§ Short problem: Output the records exactly as they appear, with no pictures included.

━━━━━━━━━━

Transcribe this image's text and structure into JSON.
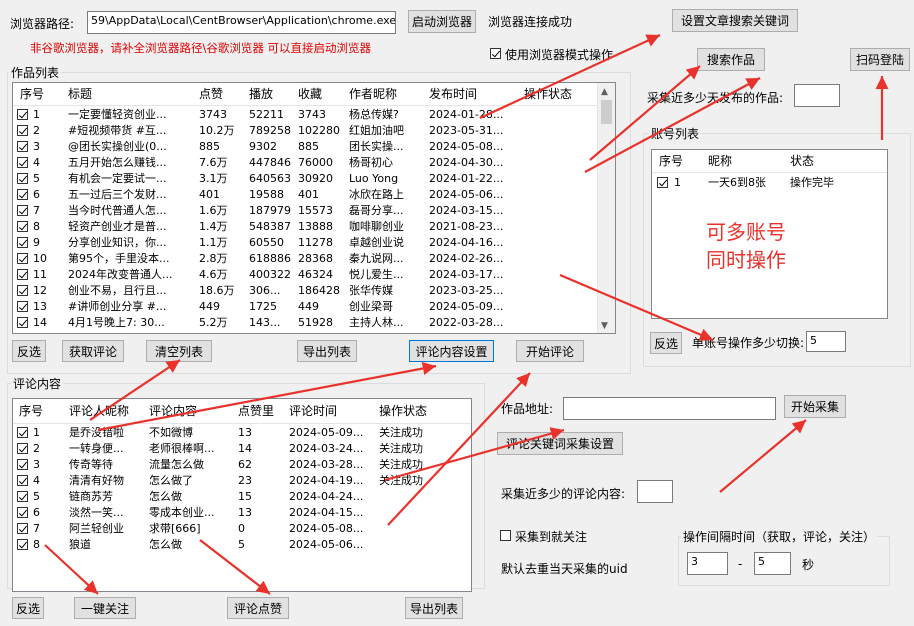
{
  "top": {
    "browser_path_label": "浏览器路径:",
    "browser_path_value": "59\\AppData\\Local\\CentBrowser\\Application\\chrome.exe",
    "launch_button": "启动浏览器",
    "status_text": "浏览器连接成功",
    "set_keyword_button": "设置文章搜索关键词",
    "hint_text": "非谷歌浏览器，请补全浏览器路径\\谷歌浏览器 可以直接启动浏览器",
    "browser_mode_checkbox": "使用浏览器模式操作",
    "search_button": "搜索作品",
    "scan_login_button": "扫码登陆",
    "days_label": "采集近多少天发布的作品:",
    "days_value": ""
  },
  "works": {
    "group_title": "作品列表",
    "columns": [
      "序号",
      "标题",
      "点赞",
      "播放",
      "收藏",
      "作者昵称",
      "发布时间",
      "操作状态"
    ],
    "rows": [
      [
        "1",
        "一定要懂轻资创业...",
        "3743",
        "52211",
        "3743",
        "杨总传媒?",
        "2024-01-28...",
        ""
      ],
      [
        "2",
        "#短视频带货 #互...",
        "10.2万",
        "789258",
        "102280",
        "红姐加油吧",
        "2023-05-31...",
        ""
      ],
      [
        "3",
        "@团长实操创业(0...",
        "885",
        "9302",
        "885",
        "团长实操...",
        "2024-05-08...",
        ""
      ],
      [
        "4",
        "五月开始怎么赚钱...",
        "7.6万",
        "447846",
        "76000",
        "杨哥初心",
        "2024-04-30...",
        ""
      ],
      [
        "5",
        "有机会一定要试一...",
        "3.1万",
        "640563",
        "30920",
        "Luo Yong",
        "2024-01-22...",
        ""
      ],
      [
        "6",
        "五一过后三个发财...",
        "401",
        "19588",
        "401",
        "冰欣在路上",
        "2024-05-06...",
        ""
      ],
      [
        "7",
        "当今时代普通人怎...",
        "1.6万",
        "187979",
        "15573",
        "磊哥分享...",
        "2024-03-15...",
        ""
      ],
      [
        "8",
        "轻资产创业才是普...",
        "1.4万",
        "548387",
        "13888",
        "咖啡聊创业",
        "2021-08-23...",
        ""
      ],
      [
        "9",
        "分享创业知识，你...",
        "1.1万",
        "60550",
        "11278",
        "卓越创业说",
        "2024-04-16...",
        ""
      ],
      [
        "10",
        "第95个，手里没本...",
        "2.8万",
        "618886",
        "28368",
        "秦九说网...",
        "2024-02-26...",
        ""
      ],
      [
        "11",
        "2024年改变普通人...",
        "4.6万",
        "400322",
        "46324",
        "悦儿爱生...",
        "2024-03-17...",
        ""
      ],
      [
        "12",
        "创业不易，且行且...",
        "18.6万",
        "306...",
        "186428",
        "张华传媒",
        "2023-03-25...",
        ""
      ],
      [
        "13",
        "#讲师创业分享 #...",
        "449",
        "1725",
        "449",
        "创业梁哥",
        "2024-05-09...",
        ""
      ],
      [
        "14",
        "4月1号晚上7: 30...",
        "5.2万",
        "143...",
        "51928",
        "主持人林...",
        "2022-03-28...",
        ""
      ]
    ],
    "buttons": {
      "invert": "反选",
      "get_comments": "获取评论",
      "clear_list": "清空列表",
      "export_list": "导出列表",
      "comment_settings": "评论内容设置",
      "start_comment": "开始评论"
    }
  },
  "accounts": {
    "group_title": "账号列表",
    "columns": [
      "序号",
      "昵称",
      "状态"
    ],
    "rows": [
      [
        "1",
        "一天6到8张",
        "操作完毕"
      ]
    ],
    "overlay_text_1": "可多账号",
    "overlay_text_2": "同时操作",
    "invert": "反选",
    "switch_label": "单账号操作多少切换:",
    "switch_value": "5"
  },
  "comments": {
    "group_title": "评论内容",
    "columns": [
      "序号",
      "评论人昵称",
      "评论内容",
      "点赞里",
      "评论时间",
      "操作状态"
    ],
    "rows": [
      [
        "1",
        "是乔没错啦",
        "不如微博",
        "13",
        "2024-05-09...",
        "关注成功"
      ],
      [
        "2",
        "一转身便...",
        "老师很棒啊...",
        "14",
        "2024-03-24...",
        "关注成功"
      ],
      [
        "3",
        "传奇等待",
        "流量怎么做",
        "62",
        "2024-03-28...",
        "关注成功"
      ],
      [
        "4",
        "清清有好物",
        "怎么做了",
        "23",
        "2024-04-19...",
        "关注成功"
      ],
      [
        "5",
        "链商苏芳",
        "怎么做",
        "15",
        "2024-04-24...",
        ""
      ],
      [
        "6",
        "淡然一笑...",
        "零成本创业...",
        "13",
        "2024-04-15...",
        ""
      ],
      [
        "7",
        "阿兰轻创业",
        "求带[666]",
        "0",
        "2024-05-08...",
        ""
      ],
      [
        "8",
        "狼道",
        "怎么做",
        "5",
        "2024-05-06...",
        ""
      ]
    ],
    "buttons": {
      "invert": "反选",
      "follow_all": "一键关注",
      "like_comment": "评论点赞",
      "export_list": "导出列表"
    }
  },
  "collect": {
    "url_label": "作品地址:",
    "url_value": "",
    "start_collect": "开始采集",
    "keyword_settings": "评论关键词采集设置",
    "count_label": "采集近多少的评论内容:",
    "count_value": "",
    "follow_checkbox": "采集到就关注",
    "dedupe_text": "默认去重当天采集的uid",
    "interval_title": "操作间隔时间（获取，评论，关注）",
    "interval_min": "3",
    "interval_dash": "-",
    "interval_max": "5",
    "interval_unit": "秒"
  },
  "colors": {
    "annotation_red": "#e8322b",
    "focus_blue": "#0078d7"
  }
}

━━━━━━━━━━

§ Task output:
Transcribe this image's text and structure into JSON.
{
  "top": {
    "browser_path_label": "浏览器路径:",
    "browser_path_value": "59\\AppData\\Local\\CentBrowser\\Application\\chrome.exe",
    "launch_button": "启动浏览器",
    "status_text": "浏览器连接成功",
    "set_keyword_button": "设置文章搜索关键词",
    "hint_text": "非谷歌浏览器，请补全浏览器路径\\谷歌浏览器 可以直接启动浏览器",
    "browser_mode_checkbox": "使用浏览器模式操作",
    "search_button": "搜索作品",
    "scan_login_button": "扫码登陆",
    "days_label": "采集近多少天发布的作品:",
    "days_value": ""
  },
  "works": {
    "group_title": "作品列表",
    "columns": [
      "序号",
      "标题",
      "点赞",
      "播放",
      "收藏",
      "作者昵称",
      "发布时间",
      "操作状态"
    ],
    "rows": [
      [
        "1",
        "一定要懂轻资创业...",
        "3743",
        "52211",
        "3743",
        "杨总传媒?",
        "2024-01-28...",
        ""
      ],
      [
        "2",
        "#短视频带货 #互...",
        "10.2万",
        "789258",
        "102280",
        "红姐加油吧",
        "2023-05-31...",
        ""
      ],
      [
        "3",
        "@团长实操创业(0...",
        "885",
        "9302",
        "885",
        "团长实操...",
        "2024-05-08...",
        ""
      ],
      [
        "4",
        "五月开始怎么赚钱...",
        "7.6万",
        "447846",
        "76000",
        "杨哥初心",
        "2024-04-30...",
        ""
      ],
      [
        "5",
        "有机会一定要试一...",
        "3.1万",
        "640563",
        "30920",
        "Luo Yong",
        "2024-01-22...",
        ""
      ],
      [
        "6",
        "五一过后三个发财...",
        "401",
        "19588",
        "401",
        "冰欣在路上",
        "2024-05-06...",
        ""
      ],
      [
        "7",
        "当今时代普通人怎...",
        "1.6万",
        "187979",
        "15573",
        "磊哥分享...",
        "2024-03-15...",
        ""
      ],
      [
        "8",
        "轻资产创业才是普...",
        "1.4万",
        "548387",
        "13888",
        "咖啡聊创业",
        "2021-08-23...",
        ""
      ],
      [
        "9",
        "分享创业知识，你...",
        "1.1万",
        "60550",
        "11278",
        "卓越创业说",
        "2024-04-16...",
        ""
      ],
      [
        "10",
        "第95个，手里没本...",
        "2.8万",
        "618886",
        "28368",
        "秦九说网...",
        "2024-02-26...",
        ""
      ],
      [
        "11",
        "2024年改变普通人...",
        "4.6万",
        "400322",
        "46324",
        "悦儿爱生...",
        "2024-03-17...",
        ""
      ],
      [
        "12",
        "创业不易，且行且...",
        "18.6万",
        "306...",
        "186428",
        "张华传媒",
        "2023-03-25...",
        ""
      ],
      [
        "13",
        "#讲师创业分享 #...",
        "449",
        "1725",
        "449",
        "创业梁哥",
        "2024-05-09...",
        ""
      ],
      [
        "14",
        "4月1号晚上7: 30...",
        "5.2万",
        "143...",
        "51928",
        "主持人林...",
        "2022-03-28...",
        ""
      ]
    ],
    "buttons": {
      "invert": "反选",
      "get_comments": "获取评论",
      "clear_list": "清空列表",
      "export_list": "导出列表",
      "comment_settings": "评论内容设置",
      "start_comment": "开始评论"
    }
  },
  "accounts": {
    "group_title": "账号列表",
    "columns": [
      "序号",
      "昵称",
      "状态"
    ],
    "rows": [
      [
        "1",
        "一天6到8张",
        "操作完毕"
      ]
    ],
    "overlay_text_1": "可多账号",
    "overlay_text_2": "同时操作",
    "invert": "反选",
    "switch_label": "单账号操作多少切换:",
    "switch_value": "5"
  },
  "comments": {
    "group_title": "评论内容",
    "columns": [
      "序号",
      "评论人昵称",
      "评论内容",
      "点赞里",
      "评论时间",
      "操作状态"
    ],
    "rows": [
      [
        "1",
        "是乔没错啦",
        "不如微博",
        "13",
        "2024-05-09...",
        "关注成功"
      ],
      [
        "2",
        "一转身便...",
        "老师很棒啊...",
        "14",
        "2024-03-24...",
        "关注成功"
      ],
      [
        "3",
        "传奇等待",
        "流量怎么做",
        "62",
        "2024-03-28...",
        "关注成功"
      ],
      [
        "4",
        "清清有好物",
        "怎么做了",
        "23",
        "2024-04-19...",
        "关注成功"
      ],
      [
        "5",
        "链商苏芳",
        "怎么做",
        "15",
        "2024-04-24...",
        ""
      ],
      [
        "6",
        "淡然一笑...",
        "零成本创业...",
        "13",
        "2024-04-15...",
        ""
      ],
      [
        "7",
        "阿兰轻创业",
        "求带[666]",
        "0",
        "2024-05-08...",
        ""
      ],
      [
        "8",
        "狼道",
        "怎么做",
        "5",
        "2024-05-06...",
        ""
      ]
    ],
    "buttons": {
      "invert": "反选",
      "follow_all": "一键关注",
      "like_comment": "评论点赞",
      "export_list": "导出列表"
    }
  },
  "collect": {
    "url_label": "作品地址:",
    "url_value": "",
    "start_collect": "开始采集",
    "keyword_settings": "评论关键词采集设置",
    "count_label": "采集近多少的评论内容:",
    "count_value": "",
    "follow_checkbox": "采集到就关注",
    "dedupe_text": "默认去重当天采集的uid",
    "interval_title": "操作间隔时间（获取，评论，关注）",
    "interval_min": "3",
    "interval_dash": "-",
    "interval_max": "5",
    "interval_unit": "秒"
  },
  "colors": {
    "annotation_red": "#e8322b",
    "focus_blue": "#0078d7"
  }
}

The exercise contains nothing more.